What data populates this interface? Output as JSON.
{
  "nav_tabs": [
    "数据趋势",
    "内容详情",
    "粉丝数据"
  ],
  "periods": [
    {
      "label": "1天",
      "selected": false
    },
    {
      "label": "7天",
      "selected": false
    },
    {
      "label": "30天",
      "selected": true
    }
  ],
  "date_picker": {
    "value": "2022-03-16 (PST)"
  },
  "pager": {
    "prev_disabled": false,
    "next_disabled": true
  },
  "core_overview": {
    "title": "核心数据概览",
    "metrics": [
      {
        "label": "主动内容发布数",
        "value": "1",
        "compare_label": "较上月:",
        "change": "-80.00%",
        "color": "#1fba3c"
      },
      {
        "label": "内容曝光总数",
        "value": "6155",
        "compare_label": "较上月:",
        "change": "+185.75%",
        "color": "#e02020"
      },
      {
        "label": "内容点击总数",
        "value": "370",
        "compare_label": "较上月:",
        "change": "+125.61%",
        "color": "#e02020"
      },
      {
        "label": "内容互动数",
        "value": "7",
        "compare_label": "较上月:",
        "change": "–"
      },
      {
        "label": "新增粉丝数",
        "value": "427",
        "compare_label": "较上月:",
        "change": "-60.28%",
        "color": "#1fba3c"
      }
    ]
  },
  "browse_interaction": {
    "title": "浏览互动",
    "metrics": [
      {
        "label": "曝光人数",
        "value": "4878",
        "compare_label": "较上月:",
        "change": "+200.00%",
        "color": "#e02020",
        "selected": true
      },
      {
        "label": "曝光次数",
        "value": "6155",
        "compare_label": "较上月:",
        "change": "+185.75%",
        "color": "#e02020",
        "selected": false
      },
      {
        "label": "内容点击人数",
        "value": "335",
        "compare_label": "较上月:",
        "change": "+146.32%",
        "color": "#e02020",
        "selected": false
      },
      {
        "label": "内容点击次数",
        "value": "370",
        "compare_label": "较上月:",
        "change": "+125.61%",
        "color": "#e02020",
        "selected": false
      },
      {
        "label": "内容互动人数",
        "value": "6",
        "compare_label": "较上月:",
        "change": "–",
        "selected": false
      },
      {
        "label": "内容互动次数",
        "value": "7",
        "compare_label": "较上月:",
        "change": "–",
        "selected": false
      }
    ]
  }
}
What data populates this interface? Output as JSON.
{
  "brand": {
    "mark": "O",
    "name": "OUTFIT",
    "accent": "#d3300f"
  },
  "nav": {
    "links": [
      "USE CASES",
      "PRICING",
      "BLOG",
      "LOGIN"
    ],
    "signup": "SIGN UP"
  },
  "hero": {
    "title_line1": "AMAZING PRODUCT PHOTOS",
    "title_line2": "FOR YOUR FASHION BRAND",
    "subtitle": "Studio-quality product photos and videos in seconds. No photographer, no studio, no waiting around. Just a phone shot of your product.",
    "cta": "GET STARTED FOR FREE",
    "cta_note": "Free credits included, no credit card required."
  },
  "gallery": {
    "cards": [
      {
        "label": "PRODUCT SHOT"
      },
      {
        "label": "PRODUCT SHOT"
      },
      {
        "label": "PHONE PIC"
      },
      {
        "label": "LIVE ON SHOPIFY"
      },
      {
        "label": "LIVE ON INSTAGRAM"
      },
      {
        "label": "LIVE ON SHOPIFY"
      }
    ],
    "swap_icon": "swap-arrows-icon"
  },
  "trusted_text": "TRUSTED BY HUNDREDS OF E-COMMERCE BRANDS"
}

Given instruction: Every entry above should be retyped exactly as shown.

Task answer:
What data populates this interface? Output as JSON.
{
  "nav_tabs": [
    "数据趋势",
    "内容详情",
    "粉丝数据"
  ],
  "periods": [
    {
      "label": "1天",
      "selected": false
    },
    {
      "label": "7天",
      "selected": false
    },
    {
      "label": "30天",
      "selected": true
    }
  ],
  "date_picker": {
    "value": "2022-03-16 (PST)"
  },
  "pager": {
    "prev_disabled": false,
    "next_disabled": true
  },
  "core_overview": {
    "title": "核心数据概览",
    "metrics": [
      {
        "label": "主动内容发布数",
        "value": "1",
        "compare_label": "较上月:",
        "change": "-80.00%",
        "color": "#1fba3c"
      },
      {
        "label": "内容曝光总数",
        "value": "6155",
        "compare_label": "较上月:",
        "change": "+185.75%",
        "color": "#e02020"
      },
      {
        "label": "内容点击总数",
        "value": "370",
        "compare_label": "较上月:",
        "change": "+125.61%",
        "color": "#e02020"
      },
      {
        "label": "内容互动数",
        "value": "7",
        "compare_label": "较上月:",
        "change": "–"
      },
      {
        "label": "新增粉丝数",
        "value": "427",
        "compare_label": "较上月:",
        "change": "-60.28%",
        "color": "#1fba3c"
      }
    ]
  },
  "browse_interaction": {
    "title": "浏览互动",
    "metrics": [
      {
        "label": "曝光人数",
        "value": "4878",
        "compare_label": "较上月:",
        "change": "+200.00%",
        "color": "#e02020",
        "selected": true
      },
      {
        "label": "曝光次数",
        "value": "6155",
        "compare_label": "较上月:",
        "change": "+185.75%",
        "color": "#e02020",
        "selected": false
      },
      {
        "label": "内容点击人数",
        "value": "335",
        "compare_label": "较上月:",
        "change": "+146.32%",
        "color": "#e02020",
        "selected": false
      },
      {
        "label": "内容点击次数",
        "value": "370",
        "compare_label": "较上月:",
        "change": "+125.61%",
        "color": "#e02020",
        "selected": false
      },
      {
        "label": "内容互动人数",
        "value": "6",
        "compare_label": "较上月:",
        "change": "–",
        "selected": false
      },
      {
        "label": "内容互动次数",
        "value": "7",
        "compare_label": "较上月:",
        "change": "–",
        "selected": false
      }
    ]
  }
}
What data populates this interface? Output as JSON.
{
  "brand": {
    "mark": "O",
    "name": "OUTFIT",
    "accent": "#d3300f"
  },
  "nav": {
    "links": [
      "USE CASES",
      "PRICING",
      "BLOG",
      "LOGIN"
    ],
    "signup": "SIGN UP"
  },
  "hero": {
    "title_line1": "AMAZING PRODUCT PHOTOS",
    "title_line2": "FOR YOUR FASHION BRAND",
    "subtitle": "Studio-quality product photos and videos in seconds. No photographer, no studio, no waiting around. Just a phone shot of your product.",
    "cta": "GET STARTED FOR FREE",
    "cta_note": "Free credits included, no credit card required."
  },
  "gallery": {
    "cards": [
      {
        "label": "PRODUCT SHOT"
      },
      {
        "label": "PRODUCT SHOT"
      },
      {
        "label": "PHONE PIC"
      },
      {
        "label": "LIVE ON SHOPIFY"
      },
      {
        "label": "LIVE ON INSTAGRAM"
      },
      {
        "label": "LIVE ON SHOPIFY"
      }
    ],
    "swap_icon": "swap-arrows-icon"
  },
  "trusted_text": "TRUSTED BY HUNDREDS OF E-COMMERCE BRANDS"
}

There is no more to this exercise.